▶ [Your objective] Quote the records beneath, complete and exact. Leave out images.

(Collection entries)
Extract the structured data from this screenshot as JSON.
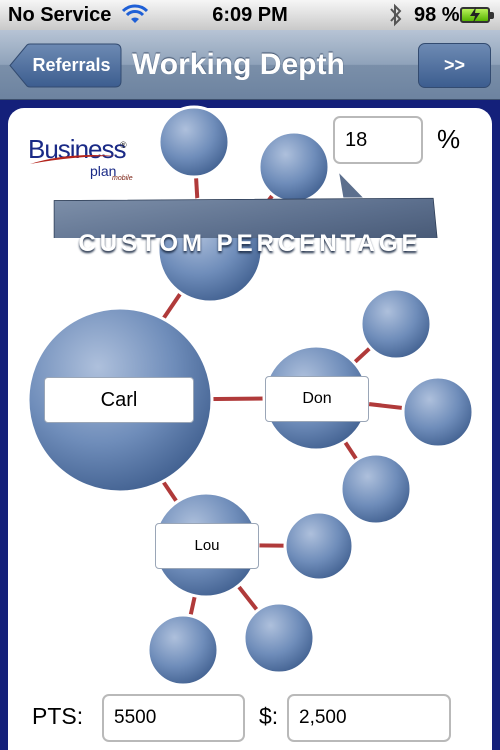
{
  "status_bar": {
    "carrier": "No Service",
    "time": "6:09 PM",
    "battery": "98 %",
    "icons": [
      "wifi-icon",
      "bluetooth-icon",
      "battery-charging-icon"
    ]
  },
  "nav": {
    "back_label": "Referrals",
    "title": "Working Depth",
    "forward_label": ">>"
  },
  "logo": {
    "brand": "Business",
    "plan": "plan",
    "mobile": "mobile",
    "reg": "®"
  },
  "percentage": {
    "value": "18",
    "sign": "%"
  },
  "banner": {
    "text": "CUSTOM PERCENTAGE"
  },
  "nodes": {
    "carl": "Carl",
    "don": "Don",
    "lou": "Lou"
  },
  "footer": {
    "pts_label": "PTS:",
    "pts_value": "5500",
    "usd_label": "$:",
    "usd_value": "2,500"
  },
  "colors": {
    "nav_top": "#b7c4d5",
    "bubble": "#5f7fae",
    "connector": "#b03a3a",
    "frame": "#14207a"
  }
}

▶ [Written answer]
Extract the structured data from this screenshot as JSON.
{
  "status_bar": {
    "carrier": "No Service",
    "time": "6:09 PM",
    "battery": "98 %",
    "icons": [
      "wifi-icon",
      "bluetooth-icon",
      "battery-charging-icon"
    ]
  },
  "nav": {
    "back_label": "Referrals",
    "title": "Working Depth",
    "forward_label": ">>"
  },
  "logo": {
    "brand": "Business",
    "plan": "plan",
    "mobile": "mobile",
    "reg": "®"
  },
  "percentage": {
    "value": "18",
    "sign": "%"
  },
  "banner": {
    "text": "CUSTOM PERCENTAGE"
  },
  "nodes": {
    "carl": "Carl",
    "don": "Don",
    "lou": "Lou"
  },
  "footer": {
    "pts_label": "PTS:",
    "pts_value": "5500",
    "usd_label": "$:",
    "usd_value": "2,500"
  },
  "colors": {
    "nav_top": "#b7c4d5",
    "bubble": "#5f7fae",
    "connector": "#b03a3a",
    "frame": "#14207a"
  }
}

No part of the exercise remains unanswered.